> Exercise objective
The records are to be restated in their entirety, word for word.

> Source data
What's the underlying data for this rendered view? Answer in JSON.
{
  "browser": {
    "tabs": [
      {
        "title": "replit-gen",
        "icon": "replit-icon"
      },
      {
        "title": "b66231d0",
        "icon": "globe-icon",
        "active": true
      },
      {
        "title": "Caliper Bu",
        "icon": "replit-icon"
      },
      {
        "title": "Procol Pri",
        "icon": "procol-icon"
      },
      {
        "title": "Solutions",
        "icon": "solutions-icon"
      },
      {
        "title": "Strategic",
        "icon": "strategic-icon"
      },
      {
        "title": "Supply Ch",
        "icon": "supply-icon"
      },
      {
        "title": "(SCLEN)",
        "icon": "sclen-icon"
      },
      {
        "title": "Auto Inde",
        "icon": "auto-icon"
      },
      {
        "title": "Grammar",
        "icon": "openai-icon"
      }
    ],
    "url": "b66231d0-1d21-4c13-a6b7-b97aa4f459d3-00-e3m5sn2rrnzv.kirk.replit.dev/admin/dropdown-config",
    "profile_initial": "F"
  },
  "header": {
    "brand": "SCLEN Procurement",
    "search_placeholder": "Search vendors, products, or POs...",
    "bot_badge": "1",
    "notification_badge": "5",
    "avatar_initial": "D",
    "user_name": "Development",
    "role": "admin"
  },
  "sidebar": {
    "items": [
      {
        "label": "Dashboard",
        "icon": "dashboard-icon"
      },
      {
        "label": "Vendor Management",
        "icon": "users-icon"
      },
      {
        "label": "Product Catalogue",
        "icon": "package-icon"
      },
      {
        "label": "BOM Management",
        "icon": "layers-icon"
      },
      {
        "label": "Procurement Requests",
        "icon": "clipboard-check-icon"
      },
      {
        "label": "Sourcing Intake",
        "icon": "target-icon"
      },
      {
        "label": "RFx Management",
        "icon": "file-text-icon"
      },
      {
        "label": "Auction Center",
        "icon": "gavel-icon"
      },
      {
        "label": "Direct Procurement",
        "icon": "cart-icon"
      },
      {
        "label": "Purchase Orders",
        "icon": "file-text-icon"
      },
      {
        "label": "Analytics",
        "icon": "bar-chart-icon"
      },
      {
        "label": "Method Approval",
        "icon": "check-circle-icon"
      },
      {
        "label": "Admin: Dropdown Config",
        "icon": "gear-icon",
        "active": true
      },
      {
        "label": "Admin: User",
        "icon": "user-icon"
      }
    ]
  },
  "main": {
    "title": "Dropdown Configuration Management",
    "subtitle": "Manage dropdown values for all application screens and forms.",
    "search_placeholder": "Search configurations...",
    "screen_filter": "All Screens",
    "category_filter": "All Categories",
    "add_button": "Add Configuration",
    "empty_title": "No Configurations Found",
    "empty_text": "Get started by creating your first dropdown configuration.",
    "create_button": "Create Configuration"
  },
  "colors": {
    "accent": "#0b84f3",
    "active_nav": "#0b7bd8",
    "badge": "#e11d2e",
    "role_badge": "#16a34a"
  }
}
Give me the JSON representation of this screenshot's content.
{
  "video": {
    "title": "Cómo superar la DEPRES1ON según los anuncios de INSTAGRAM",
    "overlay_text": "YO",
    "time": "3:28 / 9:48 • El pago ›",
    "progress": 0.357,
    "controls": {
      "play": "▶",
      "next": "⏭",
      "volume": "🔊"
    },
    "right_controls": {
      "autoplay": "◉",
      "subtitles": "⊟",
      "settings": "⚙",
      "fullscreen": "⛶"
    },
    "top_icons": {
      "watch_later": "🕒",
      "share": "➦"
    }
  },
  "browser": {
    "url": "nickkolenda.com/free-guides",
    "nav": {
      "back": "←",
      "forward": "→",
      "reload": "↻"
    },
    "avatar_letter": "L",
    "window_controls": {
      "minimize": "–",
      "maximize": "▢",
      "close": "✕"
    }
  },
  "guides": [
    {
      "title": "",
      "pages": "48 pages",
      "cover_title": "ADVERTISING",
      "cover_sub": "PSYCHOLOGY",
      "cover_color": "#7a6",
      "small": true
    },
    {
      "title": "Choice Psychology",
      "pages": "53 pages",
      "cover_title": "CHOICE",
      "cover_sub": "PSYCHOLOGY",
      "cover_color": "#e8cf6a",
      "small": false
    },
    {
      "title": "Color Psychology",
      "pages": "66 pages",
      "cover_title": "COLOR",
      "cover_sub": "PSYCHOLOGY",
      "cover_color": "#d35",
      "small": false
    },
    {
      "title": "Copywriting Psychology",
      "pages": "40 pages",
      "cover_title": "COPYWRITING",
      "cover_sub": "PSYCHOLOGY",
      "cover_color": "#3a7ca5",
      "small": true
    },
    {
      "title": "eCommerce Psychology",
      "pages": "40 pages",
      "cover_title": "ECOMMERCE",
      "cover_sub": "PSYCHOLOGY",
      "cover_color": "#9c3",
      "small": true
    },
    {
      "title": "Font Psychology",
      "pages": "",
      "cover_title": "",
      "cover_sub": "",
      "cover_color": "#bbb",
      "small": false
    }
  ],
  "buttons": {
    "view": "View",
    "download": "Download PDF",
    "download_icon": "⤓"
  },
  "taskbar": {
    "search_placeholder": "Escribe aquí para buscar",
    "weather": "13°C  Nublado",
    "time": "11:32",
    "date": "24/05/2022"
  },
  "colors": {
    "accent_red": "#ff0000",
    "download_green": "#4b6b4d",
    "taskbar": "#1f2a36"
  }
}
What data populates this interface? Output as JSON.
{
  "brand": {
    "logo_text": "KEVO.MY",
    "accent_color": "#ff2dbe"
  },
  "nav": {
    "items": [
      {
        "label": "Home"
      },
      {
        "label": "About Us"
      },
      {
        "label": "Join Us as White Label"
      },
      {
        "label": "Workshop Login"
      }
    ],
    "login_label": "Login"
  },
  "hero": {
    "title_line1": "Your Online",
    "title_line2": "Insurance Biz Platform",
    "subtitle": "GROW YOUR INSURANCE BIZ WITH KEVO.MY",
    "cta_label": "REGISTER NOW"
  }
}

> Response to this exercise
What's the underlying data for this rendered view? Answer in JSON.
{
  "browser": {
    "tabs": [
      {
        "title": "replit-gen",
        "icon": "replit-icon"
      },
      {
        "title": "b66231d0",
        "icon": "globe-icon",
        "active": true
      },
      {
        "title": "Caliper Bu",
        "icon": "replit-icon"
      },
      {
        "title": "Procol Pri",
        "icon": "procol-icon"
      },
      {
        "title": "Solutions",
        "icon": "solutions-icon"
      },
      {
        "title": "Strategic",
        "icon": "strategic-icon"
      },
      {
        "title": "Supply Ch",
        "icon": "supply-icon"
      },
      {
        "title": "(SCLEN)",
        "icon": "sclen-icon"
      },
      {
        "title": "Auto Inde",
        "icon": "auto-icon"
      },
      {
        "title": "Grammar",
        "icon": "openai-icon"
      }
    ],
    "url": "b66231d0-1d21-4c13-a6b7-b97aa4f459d3-00-e3m5sn2rrnzv.kirk.replit.dev/admin/dropdown-config",
    "profile_initial": "F"
  },
  "header": {
    "brand": "SCLEN Procurement",
    "search_placeholder": "Search vendors, products, or POs...",
    "bot_badge": "1",
    "notification_badge": "5",
    "avatar_initial": "D",
    "user_name": "Development",
    "role": "admin"
  },
  "sidebar": {
    "items": [
      {
        "label": "Dashboard",
        "icon": "dashboard-icon"
      },
      {
        "label": "Vendor Management",
        "icon": "users-icon"
      },
      {
        "label": "Product Catalogue",
        "icon": "package-icon"
      },
      {
        "label": "BOM Management",
        "icon": "layers-icon"
      },
      {
        "label": "Procurement Requests",
        "icon": "clipboard-check-icon"
      },
      {
        "label": "Sourcing Intake",
        "icon": "target-icon"
      },
      {
        "label": "RFx Management",
        "icon": "file-text-icon"
      },
      {
        "label": "Auction Center",
        "icon": "gavel-icon"
      },
      {
        "label": "Direct Procurement",
        "icon": "cart-icon"
      },
      {
        "label": "Purchase Orders",
        "icon": "file-text-icon"
      },
      {
        "label": "Analytics",
        "icon": "bar-chart-icon"
      },
      {
        "label": "Method Approval",
        "icon": "check-circle-icon"
      },
      {
        "label": "Admin: Dropdown Config",
        "icon": "gear-icon",
        "active": true
      },
      {
        "label": "Admin: User",
        "icon": "user-icon"
      }
    ]
  },
  "main": {
    "title": "Dropdown Configuration Management",
    "subtitle": "Manage dropdown values for all application screens and forms.",
    "search_placeholder": "Search configurations...",
    "screen_filter": "All Screens",
    "category_filter": "All Categories",
    "add_button": "Add Configuration",
    "empty_title": "No Configurations Found",
    "empty_text": "Get started by creating your first dropdown configuration.",
    "create_button": "Create Configuration"
  },
  "colors": {
    "accent": "#0b84f3",
    "active_nav": "#0b7bd8",
    "badge": "#e11d2e",
    "role_badge": "#16a34a"
  }
}
Give me the JSON representation of this screenshot's content.
{
  "video": {
    "title": "Cómo superar la DEPRES1ON según los anuncios de INSTAGRAM",
    "overlay_text": "YO",
    "time": "3:28 / 9:48 • El pago ›",
    "progress": 0.357,
    "controls": {
      "play": "▶",
      "next": "⏭",
      "volume": "🔊"
    },
    "right_controls": {
      "autoplay": "◉",
      "subtitles": "⊟",
      "settings": "⚙",
      "fullscreen": "⛶"
    },
    "top_icons": {
      "watch_later": "🕒",
      "share": "➦"
    }
  },
  "browser": {
    "url": "nickkolenda.com/free-guides",
    "nav": {
      "back": "←",
      "forward": "→",
      "reload": "↻"
    },
    "avatar_letter": "L",
    "window_controls": {
      "minimize": "–",
      "maximize": "▢",
      "close": "✕"
    }
  },
  "guides": [
    {
      "title": "",
      "pages": "48 pages",
      "cover_title": "ADVERTISING",
      "cover_sub": "PSYCHOLOGY",
      "cover_color": "#7a6",
      "small": true
    },
    {
      "title": "Choice Psychology",
      "pages": "53 pages",
      "cover_title": "CHOICE",
      "cover_sub": "PSYCHOLOGY",
      "cover_color": "#e8cf6a",
      "small": false
    },
    {
      "title": "Color Psychology",
      "pages": "66 pages",
      "cover_title": "COLOR",
      "cover_sub": "PSYCHOLOGY",
      "cover_color": "#d35",
      "small": false
    },
    {
      "title": "Copywriting Psychology",
      "pages": "40 pages",
      "cover_title": "COPYWRITING",
      "cover_sub": "PSYCHOLOGY",
      "cover_color": "#3a7ca5",
      "small": true
    },
    {
      "title": "eCommerce Psychology",
      "pages": "40 pages",
      "cover_title": "ECOMMERCE",
      "cover_sub": "PSYCHOLOGY",
      "cover_color": "#9c3",
      "small": true
    },
    {
      "title": "Font Psychology",
      "pages": "",
      "cover_title": "",
      "cover_sub": "",
      "cover_color": "#bbb",
      "small": false
    }
  ],
  "buttons": {
    "view": "View",
    "download": "Download PDF",
    "download_icon": "⤓"
  },
  "taskbar": {
    "search_placeholder": "Escribe aquí para buscar",
    "weather": "13°C  Nublado",
    "time": "11:32",
    "date": "24/05/2022"
  },
  "colors": {
    "accent_red": "#ff0000",
    "download_green": "#4b6b4d",
    "taskbar": "#1f2a36"
  }
}
What data populates this interface? Output as JSON.
{
  "brand": {
    "logo_text": "KEVO.MY",
    "accent_color": "#ff2dbe"
  },
  "nav": {
    "items": [
      {
        "label": "Home"
      },
      {
        "label": "About Us"
      },
      {
        "label": "Join Us as White Label"
      },
      {
        "label": "Workshop Login"
      }
    ],
    "login_label": "Login"
  },
  "hero": {
    "title_line1": "Your Online",
    "title_line2": "Insurance Biz Platform",
    "subtitle": "GROW YOUR INSURANCE BIZ WITH KEVO.MY",
    "cta_label": "REGISTER NOW"
  }
}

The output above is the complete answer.